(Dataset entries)
******
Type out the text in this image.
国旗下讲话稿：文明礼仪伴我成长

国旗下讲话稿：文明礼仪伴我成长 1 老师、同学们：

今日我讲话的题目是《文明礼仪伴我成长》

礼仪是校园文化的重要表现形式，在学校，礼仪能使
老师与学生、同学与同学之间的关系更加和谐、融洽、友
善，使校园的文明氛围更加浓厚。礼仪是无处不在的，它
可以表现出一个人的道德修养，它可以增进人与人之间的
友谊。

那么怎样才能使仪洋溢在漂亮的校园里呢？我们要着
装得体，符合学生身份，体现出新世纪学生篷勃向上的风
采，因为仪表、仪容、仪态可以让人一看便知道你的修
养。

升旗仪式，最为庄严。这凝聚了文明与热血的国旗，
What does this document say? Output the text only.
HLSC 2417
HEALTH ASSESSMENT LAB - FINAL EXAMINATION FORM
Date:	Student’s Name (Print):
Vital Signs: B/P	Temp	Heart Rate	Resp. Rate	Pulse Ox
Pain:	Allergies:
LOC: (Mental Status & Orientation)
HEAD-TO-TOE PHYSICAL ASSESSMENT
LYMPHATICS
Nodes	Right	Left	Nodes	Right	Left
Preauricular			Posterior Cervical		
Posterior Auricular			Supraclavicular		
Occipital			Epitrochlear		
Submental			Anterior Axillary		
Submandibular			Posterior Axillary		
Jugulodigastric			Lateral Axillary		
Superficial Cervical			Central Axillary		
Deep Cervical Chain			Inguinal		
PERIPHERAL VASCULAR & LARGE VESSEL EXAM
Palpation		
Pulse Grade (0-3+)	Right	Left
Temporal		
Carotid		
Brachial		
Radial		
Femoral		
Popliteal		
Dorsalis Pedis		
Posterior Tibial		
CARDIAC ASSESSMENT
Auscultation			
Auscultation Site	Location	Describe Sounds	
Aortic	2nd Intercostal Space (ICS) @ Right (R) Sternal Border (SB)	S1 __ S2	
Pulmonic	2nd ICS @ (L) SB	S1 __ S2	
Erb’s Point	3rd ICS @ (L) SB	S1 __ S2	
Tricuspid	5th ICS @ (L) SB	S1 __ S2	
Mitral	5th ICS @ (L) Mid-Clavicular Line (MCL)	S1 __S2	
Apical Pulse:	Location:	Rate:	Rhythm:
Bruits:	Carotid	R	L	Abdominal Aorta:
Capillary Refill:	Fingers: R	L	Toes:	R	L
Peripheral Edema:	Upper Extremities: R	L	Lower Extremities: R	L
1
******
* Aim of the task
Repeat the records above exactly.

* Task solution
Type out the text in this image.
国旗下讲话稿：文明礼仪伴我成长

国旗下讲话稿：文明礼仪伴我成长 1 老师、同学们：

今日我讲话的题目是《文明礼仪伴我成长》

礼仪是校园文化的重要表现形式，在学校，礼仪能使
老师与学生、同学与同学之间的关系更加和谐、融洽、友
善，使校园的文明氛围更加浓厚。礼仪是无处不在的，它
可以表现出一个人的道德修养，它可以增进人与人之间的
友谊。

那么怎样才能使仪洋溢在漂亮的校园里呢？我们要着
装得体，符合学生身份，体现出新世纪学生篷勃向上的风
采，因为仪表、仪容、仪态可以让人一看便知道你的修
养。

升旗仪式，最为庄严。这凝聚了文明与热血的国旗，
What does this document say? Output the text only.
HLSC 2417
HEALTH ASSESSMENT LAB - FINAL EXAMINATION FORM
Date:	Student’s Name (Print):
Vital Signs: B/P	Temp	Heart Rate	Resp. Rate	Pulse Ox
Pain:	Allergies:
LOC: (Mental Status & Orientation)
HEAD-TO-TOE PHYSICAL ASSESSMENT
LYMPHATICS
Nodes	Right	Left	Nodes	Right	Left
Preauricular			Posterior Cervical		
Posterior Auricular			Supraclavicular		
Occipital			Epitrochlear		
Submental			Anterior Axillary		
Submandibular			Posterior Axillary		
Jugulodigastric			Lateral Axillary		
Superficial Cervical			Central Axillary		
Deep Cervical Chain			Inguinal		
PERIPHERAL VASCULAR & LARGE VESSEL EXAM
Palpation		
Pulse Grade (0-3+)	Right	Left
Temporal		
Carotid		
Brachial		
Radial		
Femoral		
Popliteal		
Dorsalis Pedis		
Posterior Tibial		
CARDIAC ASSESSMENT
Auscultation			
Auscultation Site	Location	Describe Sounds	
Aortic	2nd Intercostal Space (ICS) @ Right (R) Sternal Border (SB)	S1 __ S2	
Pulmonic	2nd ICS @ (L) SB	S1 __ S2	
Erb’s Point	3rd ICS @ (L) SB	S1 __ S2	
Tricuspid	5th ICS @ (L) SB	S1 __ S2	
Mitral	5th ICS @ (L) Mid-Clavicular Line (MCL)	S1 __S2	
Apical Pulse:	Location:	Rate:	Rhythm:
Bruits:	Carotid	R	L	Abdominal Aorta:
Capillary Refill:	Fingers: R	L	Toes:	R	L
Peripheral Edema:	Upper Extremities: R	L	Lower Extremities: R	L
1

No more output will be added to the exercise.